### GIVEN EXERCISE
Without including any pictures, write out the listing below exactly.

### MATERIAL FOR THIS EXERCISE
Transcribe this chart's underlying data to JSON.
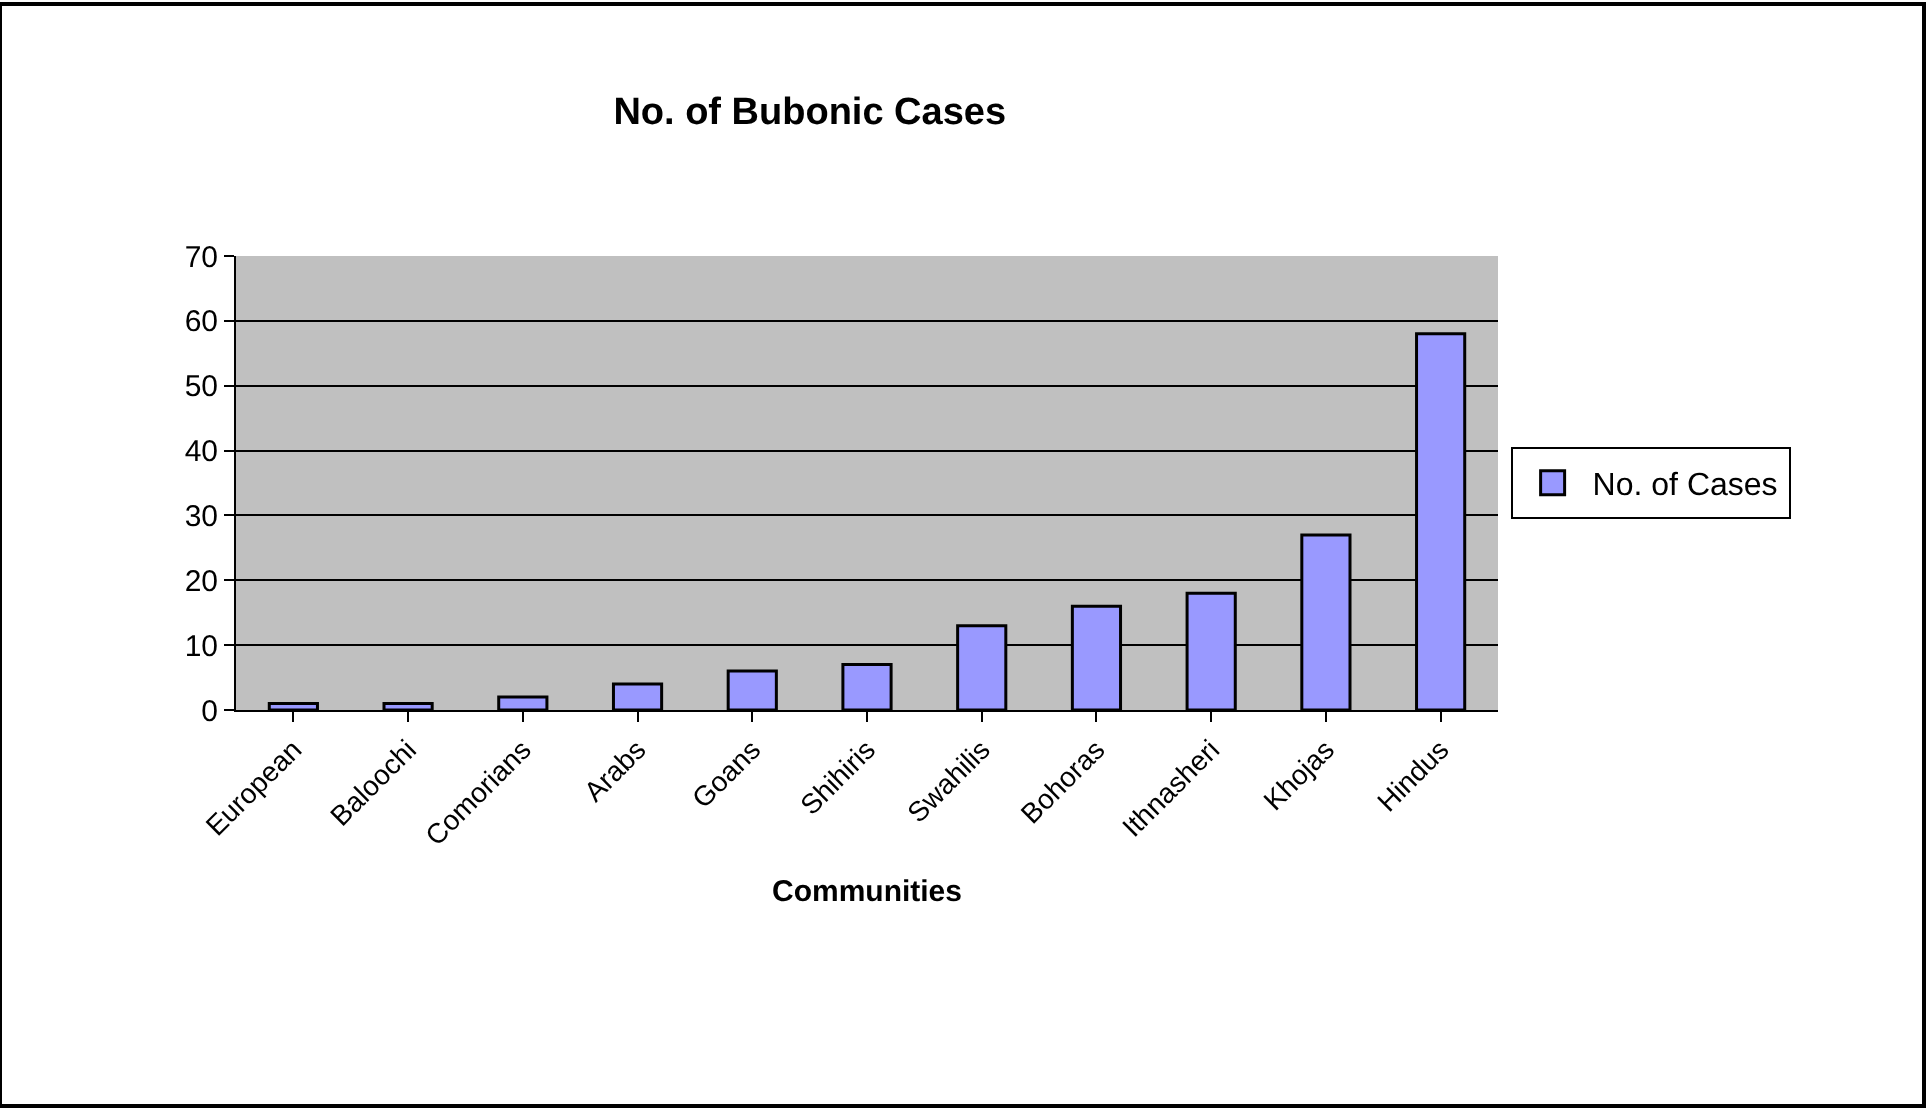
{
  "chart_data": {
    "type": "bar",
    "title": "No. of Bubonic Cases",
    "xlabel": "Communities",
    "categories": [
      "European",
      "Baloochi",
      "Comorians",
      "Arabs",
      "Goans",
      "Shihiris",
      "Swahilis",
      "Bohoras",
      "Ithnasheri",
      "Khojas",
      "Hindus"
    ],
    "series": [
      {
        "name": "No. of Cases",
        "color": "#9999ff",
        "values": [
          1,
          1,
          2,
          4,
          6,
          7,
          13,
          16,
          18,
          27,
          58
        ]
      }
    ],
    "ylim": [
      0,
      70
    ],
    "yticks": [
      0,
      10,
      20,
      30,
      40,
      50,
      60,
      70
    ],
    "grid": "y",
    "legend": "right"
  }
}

### ANSWER TO THE EXERCISE
Transcribe this chart's underlying data to JSON.
{
  "chart_data": {
    "type": "bar",
    "title": "No. of Bubonic Cases",
    "xlabel": "Communities",
    "categories": [
      "European",
      "Baloochi",
      "Comorians",
      "Arabs",
      "Goans",
      "Shihiris",
      "Swahilis",
      "Bohoras",
      "Ithnasheri",
      "Khojas",
      "Hindus"
    ],
    "series": [
      {
        "name": "No. of Cases",
        "color": "#9999ff",
        "values": [
          1,
          1,
          2,
          4,
          6,
          7,
          13,
          16,
          18,
          27,
          58
        ]
      }
    ],
    "ylim": [
      0,
      70
    ],
    "yticks": [
      0,
      10,
      20,
      30,
      40,
      50,
      60,
      70
    ],
    "grid": "y",
    "legend": "right"
  }
}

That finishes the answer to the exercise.